Sort through the data and copy the lines holding the word "soulagement".

--- START Extracted information ---

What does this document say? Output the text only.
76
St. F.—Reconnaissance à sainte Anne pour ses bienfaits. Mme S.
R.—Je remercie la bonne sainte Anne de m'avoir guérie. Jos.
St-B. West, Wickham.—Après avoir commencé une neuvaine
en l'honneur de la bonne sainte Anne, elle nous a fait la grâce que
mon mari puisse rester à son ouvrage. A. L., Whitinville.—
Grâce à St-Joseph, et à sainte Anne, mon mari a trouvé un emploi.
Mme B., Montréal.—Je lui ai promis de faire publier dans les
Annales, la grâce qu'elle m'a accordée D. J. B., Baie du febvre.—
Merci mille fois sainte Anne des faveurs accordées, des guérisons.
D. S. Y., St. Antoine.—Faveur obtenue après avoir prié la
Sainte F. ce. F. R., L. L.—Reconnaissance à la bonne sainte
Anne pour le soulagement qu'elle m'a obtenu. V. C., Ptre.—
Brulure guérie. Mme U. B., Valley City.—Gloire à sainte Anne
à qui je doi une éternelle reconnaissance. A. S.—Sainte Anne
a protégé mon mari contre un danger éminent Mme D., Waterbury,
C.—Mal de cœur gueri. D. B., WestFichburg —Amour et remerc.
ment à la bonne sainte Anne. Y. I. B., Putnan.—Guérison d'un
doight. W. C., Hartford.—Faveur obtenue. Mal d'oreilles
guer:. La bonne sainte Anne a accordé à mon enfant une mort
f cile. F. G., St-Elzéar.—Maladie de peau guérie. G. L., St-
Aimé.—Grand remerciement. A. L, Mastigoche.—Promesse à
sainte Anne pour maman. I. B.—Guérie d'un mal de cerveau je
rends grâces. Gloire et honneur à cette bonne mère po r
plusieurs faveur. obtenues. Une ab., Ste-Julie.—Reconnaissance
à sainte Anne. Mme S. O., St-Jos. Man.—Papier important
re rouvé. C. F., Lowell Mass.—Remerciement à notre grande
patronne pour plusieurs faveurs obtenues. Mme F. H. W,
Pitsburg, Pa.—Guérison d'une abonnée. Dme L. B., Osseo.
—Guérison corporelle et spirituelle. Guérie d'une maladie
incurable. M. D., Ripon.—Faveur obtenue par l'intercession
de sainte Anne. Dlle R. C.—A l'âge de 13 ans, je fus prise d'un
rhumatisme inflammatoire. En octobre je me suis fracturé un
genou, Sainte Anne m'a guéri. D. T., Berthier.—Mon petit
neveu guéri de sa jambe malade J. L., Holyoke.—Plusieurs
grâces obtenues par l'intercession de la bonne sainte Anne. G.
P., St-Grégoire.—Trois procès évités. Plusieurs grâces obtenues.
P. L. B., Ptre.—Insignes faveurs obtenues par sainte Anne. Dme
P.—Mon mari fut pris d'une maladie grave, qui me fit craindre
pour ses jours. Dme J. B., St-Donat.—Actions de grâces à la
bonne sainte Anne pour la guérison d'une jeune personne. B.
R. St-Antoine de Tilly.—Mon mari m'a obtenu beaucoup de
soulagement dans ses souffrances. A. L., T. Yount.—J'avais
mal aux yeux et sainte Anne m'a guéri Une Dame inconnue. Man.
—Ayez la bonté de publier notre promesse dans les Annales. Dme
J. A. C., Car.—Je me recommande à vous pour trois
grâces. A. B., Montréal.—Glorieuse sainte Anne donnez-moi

--- END Extracted information ---

Exercise answer
Anne pour le soulagement qu'elle m'a obtenu. V. C., Ptre.—
soulagement dans ses souffrances. A. L., T. Yount.—J'avais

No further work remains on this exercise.